#### TASK:
Output all the material that follows, exactly as given.

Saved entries
================

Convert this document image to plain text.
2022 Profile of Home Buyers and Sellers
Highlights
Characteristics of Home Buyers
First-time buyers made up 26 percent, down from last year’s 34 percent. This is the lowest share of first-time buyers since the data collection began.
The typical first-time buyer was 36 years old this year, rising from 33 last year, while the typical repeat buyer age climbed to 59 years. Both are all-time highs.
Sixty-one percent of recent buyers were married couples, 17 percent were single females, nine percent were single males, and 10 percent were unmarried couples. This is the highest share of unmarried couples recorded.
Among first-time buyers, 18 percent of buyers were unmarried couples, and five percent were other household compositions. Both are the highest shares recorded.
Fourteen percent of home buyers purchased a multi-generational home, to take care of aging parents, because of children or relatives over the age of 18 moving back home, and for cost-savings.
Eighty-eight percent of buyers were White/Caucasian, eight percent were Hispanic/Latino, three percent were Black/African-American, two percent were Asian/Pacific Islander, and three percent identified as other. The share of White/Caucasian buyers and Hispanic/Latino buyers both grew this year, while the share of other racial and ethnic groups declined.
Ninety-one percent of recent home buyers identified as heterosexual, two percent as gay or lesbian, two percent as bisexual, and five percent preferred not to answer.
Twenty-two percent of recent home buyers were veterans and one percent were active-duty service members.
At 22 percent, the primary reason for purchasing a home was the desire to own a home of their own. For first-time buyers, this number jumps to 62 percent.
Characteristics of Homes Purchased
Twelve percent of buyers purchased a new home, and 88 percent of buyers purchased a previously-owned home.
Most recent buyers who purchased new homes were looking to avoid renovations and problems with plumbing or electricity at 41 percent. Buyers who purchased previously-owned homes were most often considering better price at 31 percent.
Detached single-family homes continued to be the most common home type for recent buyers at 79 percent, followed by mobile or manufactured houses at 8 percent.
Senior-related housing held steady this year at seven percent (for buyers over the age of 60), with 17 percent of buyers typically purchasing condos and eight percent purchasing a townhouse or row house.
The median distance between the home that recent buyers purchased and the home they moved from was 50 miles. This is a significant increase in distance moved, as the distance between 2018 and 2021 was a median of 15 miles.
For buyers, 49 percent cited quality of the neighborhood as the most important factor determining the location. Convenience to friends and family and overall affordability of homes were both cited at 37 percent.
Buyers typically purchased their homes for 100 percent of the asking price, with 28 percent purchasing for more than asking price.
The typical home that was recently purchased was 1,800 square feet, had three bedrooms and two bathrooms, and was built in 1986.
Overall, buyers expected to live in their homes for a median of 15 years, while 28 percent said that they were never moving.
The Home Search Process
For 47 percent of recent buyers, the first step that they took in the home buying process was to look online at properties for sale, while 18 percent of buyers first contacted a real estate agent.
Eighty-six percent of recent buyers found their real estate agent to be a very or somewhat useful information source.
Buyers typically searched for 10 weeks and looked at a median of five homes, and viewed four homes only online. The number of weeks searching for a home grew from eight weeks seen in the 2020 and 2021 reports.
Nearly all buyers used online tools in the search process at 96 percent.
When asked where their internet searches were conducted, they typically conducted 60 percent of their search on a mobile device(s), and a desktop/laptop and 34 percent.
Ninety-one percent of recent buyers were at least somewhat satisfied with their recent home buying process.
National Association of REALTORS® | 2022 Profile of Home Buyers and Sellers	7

================

#### OUTPUT:
Convert this document image to plain text.
2022 Profile of Home Buyers and Sellers
Highlights
Characteristics of Home Buyers
First-time buyers made up 26 percent, down from last year’s 34 percent. This is the lowest share of first-time buyers since the data collection began.
The typical first-time buyer was 36 years old this year, rising from 33 last year, while the typical repeat buyer age climbed to 59 years. Both are all-time highs.
Sixty-one percent of recent buyers were married couples, 17 percent were single females, nine percent were single males, and 10 percent were unmarried couples. This is the highest share of unmarried couples recorded.
Among first-time buyers, 18 percent of buyers were unmarried couples, and five percent were other household compositions. Both are the highest shares recorded.
Fourteen percent of home buyers purchased a multi-generational home, to take care of aging parents, because of children or relatives over the age of 18 moving back home, and for cost-savings.
Eighty-eight percent of buyers were White/Caucasian, eight percent were Hispanic/Latino, three percent were Black/African-American, two percent were Asian/Pacific Islander, and three percent identified as other. The share of White/Caucasian buyers and Hispanic/Latino buyers both grew this year, while the share of other racial and ethnic groups declined.
Ninety-one percent of recent home buyers identified as heterosexual, two percent as gay or lesbian, two percent as bisexual, and five percent preferred not to answer.
Twenty-two percent of recent home buyers were veterans and one percent were active-duty service members.
At 22 percent, the primary reason for purchasing a home was the desire to own a home of their own. For first-time buyers, this number jumps to 62 percent.
Characteristics of Homes Purchased
Twelve percent of buyers purchased a new home, and 88 percent of buyers purchased a previously-owned home.
Most recent buyers who purchased new homes were looking to avoid renovations and problems with plumbing or electricity at 41 percent. Buyers who purchased previously-owned homes were most often considering better price at 31 percent.
Detached single-family homes continued to be the most common home type for recent buyers at 79 percent, followed by mobile or manufactured houses at 8 percent.
Senior-related housing held steady this year at seven percent (for buyers over the age of 60), with 17 percent of buyers typically purchasing condos and eight percent purchasing a townhouse or row house.
The median distance between the home that recent buyers purchased and the home they moved from was 50 miles. This is a significant increase in distance moved, as the distance between 2018 and 2021 was a median of 15 miles.
For buyers, 49 percent cited quality of the neighborhood as the most important factor determining the location. Convenience to friends and family and overall affordability of homes were both cited at 37 percent.
Buyers typically purchased their homes for 100 percent of the asking price, with 28 percent purchasing for more than asking price.
The typical home that was recently purchased was 1,800 square feet, had three bedrooms and two bathrooms, and was built in 1986.
Overall, buyers expected to live in their homes for a median of 15 years, while 28 percent said that they were never moving.
The Home Search Process
For 47 percent of recent buyers, the first step that they took in the home buying process was to look online at properties for sale, while 18 percent of buyers first contacted a real estate agent.
Eighty-six percent of recent buyers found their real estate agent to be a very or somewhat useful information source.
Buyers typically searched for 10 weeks and looked at a median of five homes, and viewed four homes only online. The number of weeks searching for a home grew from eight weeks seen in the 2020 and 2021 reports.
Nearly all buyers used online tools in the search process at 96 percent.
When asked where their internet searches were conducted, they typically conducted 60 percent of their search on a mobile device(s), and a desktop/laptop and 34 percent.
Ninety-one percent of recent buyers were at least somewhat satisfied with their recent home buying process.
National Association of REALTORS® | 2022 Profile of Home Buyers and Sellers	7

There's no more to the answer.